Leave the pictures out and transcribe every record exactly.

#### EXTRACTED DATA ####

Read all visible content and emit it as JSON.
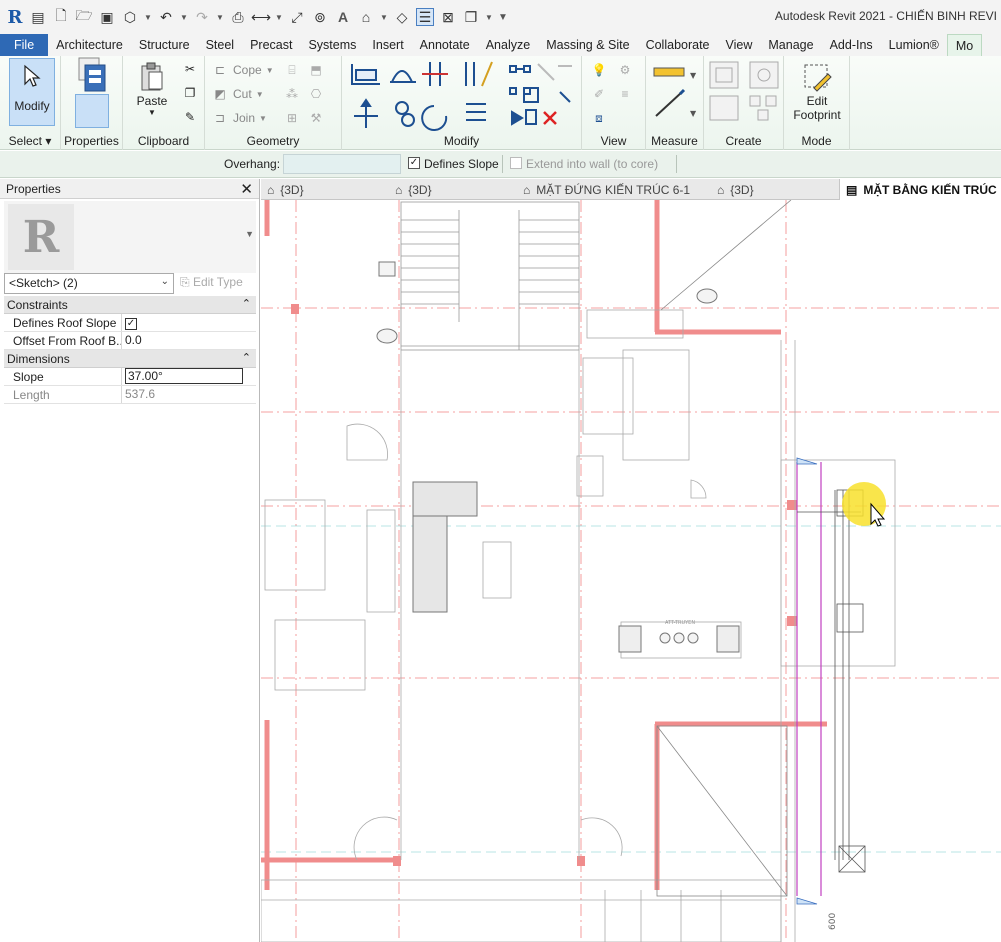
{
  "window": {
    "title": "Autodesk Revit 2021 - CHIẾN BINH REVI"
  },
  "ribbon": {
    "tabs": [
      "File",
      "Architecture",
      "Structure",
      "Steel",
      "Precast",
      "Systems",
      "Insert",
      "Annotate",
      "Analyze",
      "Massing & Site",
      "Collaborate",
      "View",
      "Manage",
      "Add-Ins",
      "Lumion®",
      "Mo"
    ],
    "active_tab": "Mo",
    "groups": {
      "select": {
        "label": "Select",
        "modify": "Modify"
      },
      "properties": {
        "label": "Properties"
      },
      "clipboard": {
        "label": "Clipboard",
        "paste": "Paste"
      },
      "geometry": {
        "label": "Geometry",
        "cope": "Cope",
        "cut": "Cut",
        "join": "Join"
      },
      "modify": {
        "label": "Modify"
      },
      "view": {
        "label": "View"
      },
      "measure": {
        "label": "Measure"
      },
      "create": {
        "label": "Create"
      },
      "mode": {
        "label": "Mode",
        "edit_footprint_line1": "Edit",
        "edit_footprint_line2": "Footprint"
      }
    }
  },
  "options_bar": {
    "overhang_label": "Overhang:",
    "defines_slope_label": "Defines Slope",
    "defines_slope_checked": true,
    "extend_label": "Extend into wall (to core)",
    "extend_checked": false
  },
  "properties": {
    "title": "Properties",
    "selector": "<Sketch> (2)",
    "edit_type": "Edit Type",
    "sections": [
      {
        "name": "Constraints",
        "rows": [
          {
            "key": "Defines Roof Slope",
            "value": "☑"
          },
          {
            "key": "Offset From Roof B...",
            "value": "0.0"
          }
        ]
      },
      {
        "name": "Dimensions",
        "rows": [
          {
            "key": "Slope",
            "value": "37.00°"
          },
          {
            "key": "Length",
            "value": "537.6"
          }
        ]
      }
    ]
  },
  "view_tabs": [
    {
      "label": "{3D}"
    },
    {
      "label": "{3D}"
    },
    {
      "label": "MẶT ĐỨNG KIẾN TRÚC 6-1"
    },
    {
      "label": "{3D}"
    },
    {
      "label": "MẶT BẰNG KIẾN TRÚC",
      "active": true
    }
  ],
  "canvas": {
    "dimension_text": "600",
    "label_small": "ATT-TRUYEN"
  },
  "colors": {
    "accent": "#2e69b5",
    "wall_red": "#f08c8c",
    "sketch_magenta": "#c040c0",
    "grid_red": "#e66"
  }
}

####

• FULL RESPONSE
Read all visible content and emit it as JSON.
{
  "window": {
    "title": "Autodesk Revit 2021 - CHIẾN BINH REVI"
  },
  "ribbon": {
    "tabs": [
      "File",
      "Architecture",
      "Structure",
      "Steel",
      "Precast",
      "Systems",
      "Insert",
      "Annotate",
      "Analyze",
      "Massing & Site",
      "Collaborate",
      "View",
      "Manage",
      "Add-Ins",
      "Lumion®",
      "Mo"
    ],
    "active_tab": "Mo",
    "groups": {
      "select": {
        "label": "Select",
        "modify": "Modify"
      },
      "properties": {
        "label": "Properties"
      },
      "clipboard": {
        "label": "Clipboard",
        "paste": "Paste"
      },
      "geometry": {
        "label": "Geometry",
        "cope": "Cope",
        "cut": "Cut",
        "join": "Join"
      },
      "modify": {
        "label": "Modify"
      },
      "view": {
        "label": "View"
      },
      "measure": {
        "label": "Measure"
      },
      "create": {
        "label": "Create"
      },
      "mode": {
        "label": "Mode",
        "edit_footprint_line1": "Edit",
        "edit_footprint_line2": "Footprint"
      }
    }
  },
  "options_bar": {
    "overhang_label": "Overhang:",
    "defines_slope_label": "Defines Slope",
    "defines_slope_checked": true,
    "extend_label": "Extend into wall (to core)",
    "extend_checked": false
  },
  "properties": {
    "title": "Properties",
    "selector": "<Sketch> (2)",
    "edit_type": "Edit Type",
    "sections": [
      {
        "name": "Constraints",
        "rows": [
          {
            "key": "Defines Roof Slope",
            "value": "☑"
          },
          {
            "key": "Offset From Roof B...",
            "value": "0.0"
          }
        ]
      },
      {
        "name": "Dimensions",
        "rows": [
          {
            "key": "Slope",
            "value": "37.00°"
          },
          {
            "key": "Length",
            "value": "537.6"
          }
        ]
      }
    ]
  },
  "view_tabs": [
    {
      "label": "{3D}"
    },
    {
      "label": "{3D}"
    },
    {
      "label": "MẶT ĐỨNG KIẾN TRÚC 6-1"
    },
    {
      "label": "{3D}"
    },
    {
      "label": "MẶT BẰNG KIẾN TRÚC",
      "active": true
    }
  ],
  "canvas": {
    "dimension_text": "600",
    "label_small": "ATT-TRUYEN"
  },
  "colors": {
    "accent": "#2e69b5",
    "wall_red": "#f08c8c",
    "sketch_magenta": "#c040c0",
    "grid_red": "#e66"
  }
}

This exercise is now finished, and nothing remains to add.